STATED EXERCISE: Search the material for "Function" and show all lines that contain it.

SUPPLIED ENTRIES:
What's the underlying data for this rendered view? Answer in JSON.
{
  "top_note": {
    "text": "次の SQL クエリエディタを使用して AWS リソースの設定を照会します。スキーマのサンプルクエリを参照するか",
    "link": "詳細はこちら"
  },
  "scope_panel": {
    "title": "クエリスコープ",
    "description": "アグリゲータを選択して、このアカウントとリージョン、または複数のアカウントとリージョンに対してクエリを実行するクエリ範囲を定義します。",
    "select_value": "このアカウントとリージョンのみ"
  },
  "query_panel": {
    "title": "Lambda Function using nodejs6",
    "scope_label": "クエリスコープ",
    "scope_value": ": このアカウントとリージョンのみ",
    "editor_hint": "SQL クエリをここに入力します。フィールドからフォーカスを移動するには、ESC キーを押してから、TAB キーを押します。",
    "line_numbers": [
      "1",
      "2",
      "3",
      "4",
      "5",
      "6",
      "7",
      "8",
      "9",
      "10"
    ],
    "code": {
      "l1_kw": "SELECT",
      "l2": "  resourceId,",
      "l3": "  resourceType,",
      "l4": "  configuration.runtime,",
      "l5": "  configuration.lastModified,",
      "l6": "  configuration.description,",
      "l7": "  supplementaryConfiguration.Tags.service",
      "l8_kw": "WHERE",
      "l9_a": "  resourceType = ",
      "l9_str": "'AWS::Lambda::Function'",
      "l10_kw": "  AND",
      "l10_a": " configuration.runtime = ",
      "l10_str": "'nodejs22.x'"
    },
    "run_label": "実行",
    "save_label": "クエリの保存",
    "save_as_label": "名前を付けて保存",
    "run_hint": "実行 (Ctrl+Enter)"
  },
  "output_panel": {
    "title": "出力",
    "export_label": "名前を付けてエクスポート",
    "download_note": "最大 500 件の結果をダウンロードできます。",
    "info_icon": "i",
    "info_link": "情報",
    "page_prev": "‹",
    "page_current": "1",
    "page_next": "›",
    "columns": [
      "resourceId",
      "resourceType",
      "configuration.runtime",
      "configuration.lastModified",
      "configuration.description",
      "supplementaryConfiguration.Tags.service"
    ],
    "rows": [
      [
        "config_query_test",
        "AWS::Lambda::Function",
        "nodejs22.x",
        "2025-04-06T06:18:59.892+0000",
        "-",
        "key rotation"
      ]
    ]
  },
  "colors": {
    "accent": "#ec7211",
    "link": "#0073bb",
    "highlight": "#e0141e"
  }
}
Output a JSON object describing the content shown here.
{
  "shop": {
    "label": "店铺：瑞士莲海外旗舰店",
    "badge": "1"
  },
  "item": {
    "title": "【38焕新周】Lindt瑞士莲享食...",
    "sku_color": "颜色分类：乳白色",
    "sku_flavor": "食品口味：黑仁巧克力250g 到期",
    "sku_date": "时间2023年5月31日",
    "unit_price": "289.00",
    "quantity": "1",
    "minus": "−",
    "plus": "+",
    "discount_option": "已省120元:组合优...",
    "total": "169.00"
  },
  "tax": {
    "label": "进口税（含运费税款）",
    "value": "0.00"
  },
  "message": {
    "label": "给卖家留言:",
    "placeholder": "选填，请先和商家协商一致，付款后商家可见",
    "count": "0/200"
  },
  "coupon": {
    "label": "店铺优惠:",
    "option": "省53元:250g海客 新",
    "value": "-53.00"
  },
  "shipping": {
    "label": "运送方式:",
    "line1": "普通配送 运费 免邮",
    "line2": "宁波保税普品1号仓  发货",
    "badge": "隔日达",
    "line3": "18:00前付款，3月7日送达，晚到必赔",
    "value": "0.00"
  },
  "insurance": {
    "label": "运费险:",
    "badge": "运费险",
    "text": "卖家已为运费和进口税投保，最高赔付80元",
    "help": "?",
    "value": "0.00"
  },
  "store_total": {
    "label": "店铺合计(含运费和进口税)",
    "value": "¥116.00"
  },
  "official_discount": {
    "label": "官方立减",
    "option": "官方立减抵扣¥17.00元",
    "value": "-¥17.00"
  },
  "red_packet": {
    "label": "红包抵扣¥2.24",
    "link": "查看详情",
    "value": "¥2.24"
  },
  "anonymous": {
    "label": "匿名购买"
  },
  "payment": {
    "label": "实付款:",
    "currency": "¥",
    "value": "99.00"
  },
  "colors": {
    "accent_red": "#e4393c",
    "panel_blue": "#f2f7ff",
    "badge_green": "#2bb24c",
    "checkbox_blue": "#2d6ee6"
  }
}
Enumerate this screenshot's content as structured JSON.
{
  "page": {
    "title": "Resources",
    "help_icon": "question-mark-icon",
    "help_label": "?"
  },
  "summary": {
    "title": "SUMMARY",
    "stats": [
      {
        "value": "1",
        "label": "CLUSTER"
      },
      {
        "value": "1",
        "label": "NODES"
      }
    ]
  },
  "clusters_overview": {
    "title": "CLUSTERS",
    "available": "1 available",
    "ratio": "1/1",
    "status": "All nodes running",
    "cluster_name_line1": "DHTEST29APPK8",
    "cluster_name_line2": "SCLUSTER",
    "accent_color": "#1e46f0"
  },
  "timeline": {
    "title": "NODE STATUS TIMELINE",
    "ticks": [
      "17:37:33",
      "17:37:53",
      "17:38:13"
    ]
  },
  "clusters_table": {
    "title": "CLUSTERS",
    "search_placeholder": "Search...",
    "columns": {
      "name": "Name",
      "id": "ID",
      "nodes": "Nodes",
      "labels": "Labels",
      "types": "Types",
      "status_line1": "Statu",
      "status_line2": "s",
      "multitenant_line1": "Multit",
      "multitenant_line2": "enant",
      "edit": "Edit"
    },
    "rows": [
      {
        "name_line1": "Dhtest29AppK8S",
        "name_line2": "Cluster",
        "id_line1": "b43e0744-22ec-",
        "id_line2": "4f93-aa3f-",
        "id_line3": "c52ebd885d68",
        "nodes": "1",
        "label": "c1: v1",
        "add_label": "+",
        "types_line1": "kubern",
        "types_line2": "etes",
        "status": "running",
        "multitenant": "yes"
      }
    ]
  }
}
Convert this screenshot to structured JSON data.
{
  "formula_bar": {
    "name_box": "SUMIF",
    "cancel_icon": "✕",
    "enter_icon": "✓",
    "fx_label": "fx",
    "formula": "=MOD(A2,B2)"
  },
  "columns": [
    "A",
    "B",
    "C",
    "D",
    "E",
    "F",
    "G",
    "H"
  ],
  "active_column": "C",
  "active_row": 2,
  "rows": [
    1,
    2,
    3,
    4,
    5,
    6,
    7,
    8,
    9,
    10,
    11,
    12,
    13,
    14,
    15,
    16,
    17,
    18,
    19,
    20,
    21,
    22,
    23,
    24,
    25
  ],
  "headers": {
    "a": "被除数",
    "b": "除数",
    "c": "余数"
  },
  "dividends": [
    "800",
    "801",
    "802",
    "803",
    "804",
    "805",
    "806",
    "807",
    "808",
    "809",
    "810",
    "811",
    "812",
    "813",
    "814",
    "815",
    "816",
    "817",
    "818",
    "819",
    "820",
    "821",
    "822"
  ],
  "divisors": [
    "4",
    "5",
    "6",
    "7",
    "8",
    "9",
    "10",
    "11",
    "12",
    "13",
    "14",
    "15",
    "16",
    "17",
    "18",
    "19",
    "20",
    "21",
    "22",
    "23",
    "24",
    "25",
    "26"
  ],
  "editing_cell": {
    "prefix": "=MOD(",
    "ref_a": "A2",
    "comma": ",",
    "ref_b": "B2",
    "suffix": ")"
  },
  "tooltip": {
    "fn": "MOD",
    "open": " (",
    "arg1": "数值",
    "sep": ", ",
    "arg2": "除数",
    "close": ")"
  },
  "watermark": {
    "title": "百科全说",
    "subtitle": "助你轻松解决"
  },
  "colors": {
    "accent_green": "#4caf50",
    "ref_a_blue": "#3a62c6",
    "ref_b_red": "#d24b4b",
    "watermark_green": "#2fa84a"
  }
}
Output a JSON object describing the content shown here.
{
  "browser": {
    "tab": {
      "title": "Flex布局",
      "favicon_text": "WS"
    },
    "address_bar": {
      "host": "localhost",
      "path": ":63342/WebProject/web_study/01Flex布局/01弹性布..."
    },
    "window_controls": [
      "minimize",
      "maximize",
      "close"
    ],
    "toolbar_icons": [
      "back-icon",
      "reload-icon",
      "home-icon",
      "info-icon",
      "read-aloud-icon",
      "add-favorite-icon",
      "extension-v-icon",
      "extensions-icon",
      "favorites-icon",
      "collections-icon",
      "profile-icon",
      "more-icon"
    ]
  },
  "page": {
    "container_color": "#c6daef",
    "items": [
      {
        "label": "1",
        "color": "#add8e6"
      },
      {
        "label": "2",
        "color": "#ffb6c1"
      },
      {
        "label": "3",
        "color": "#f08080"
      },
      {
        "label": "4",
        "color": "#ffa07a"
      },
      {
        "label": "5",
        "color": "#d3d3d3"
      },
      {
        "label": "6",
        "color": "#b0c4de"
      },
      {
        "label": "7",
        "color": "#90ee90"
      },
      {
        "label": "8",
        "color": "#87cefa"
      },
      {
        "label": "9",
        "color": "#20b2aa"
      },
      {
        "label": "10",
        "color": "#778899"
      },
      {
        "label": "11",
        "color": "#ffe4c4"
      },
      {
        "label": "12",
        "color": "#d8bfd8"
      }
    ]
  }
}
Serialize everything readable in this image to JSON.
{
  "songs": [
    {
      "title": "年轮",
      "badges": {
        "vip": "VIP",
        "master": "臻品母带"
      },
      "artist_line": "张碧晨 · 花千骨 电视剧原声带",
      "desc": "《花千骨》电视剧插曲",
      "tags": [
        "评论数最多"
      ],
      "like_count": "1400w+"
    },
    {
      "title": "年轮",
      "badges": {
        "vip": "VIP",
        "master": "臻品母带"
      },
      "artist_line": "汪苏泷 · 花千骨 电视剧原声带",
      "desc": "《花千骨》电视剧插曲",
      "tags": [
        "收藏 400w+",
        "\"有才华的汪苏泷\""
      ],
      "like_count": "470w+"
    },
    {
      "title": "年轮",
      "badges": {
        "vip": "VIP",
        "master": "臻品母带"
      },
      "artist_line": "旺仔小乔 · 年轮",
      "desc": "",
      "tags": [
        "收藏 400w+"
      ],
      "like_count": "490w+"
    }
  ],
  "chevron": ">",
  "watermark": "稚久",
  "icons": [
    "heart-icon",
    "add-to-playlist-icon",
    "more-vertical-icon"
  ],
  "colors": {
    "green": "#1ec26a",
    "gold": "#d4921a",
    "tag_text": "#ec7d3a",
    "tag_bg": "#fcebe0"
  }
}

SOLUTION:
    "title": "Lambda Function using nodejs6",
      "l9_str": "'AWS::Lambda::Function'",
        "AWS::Lambda::Function",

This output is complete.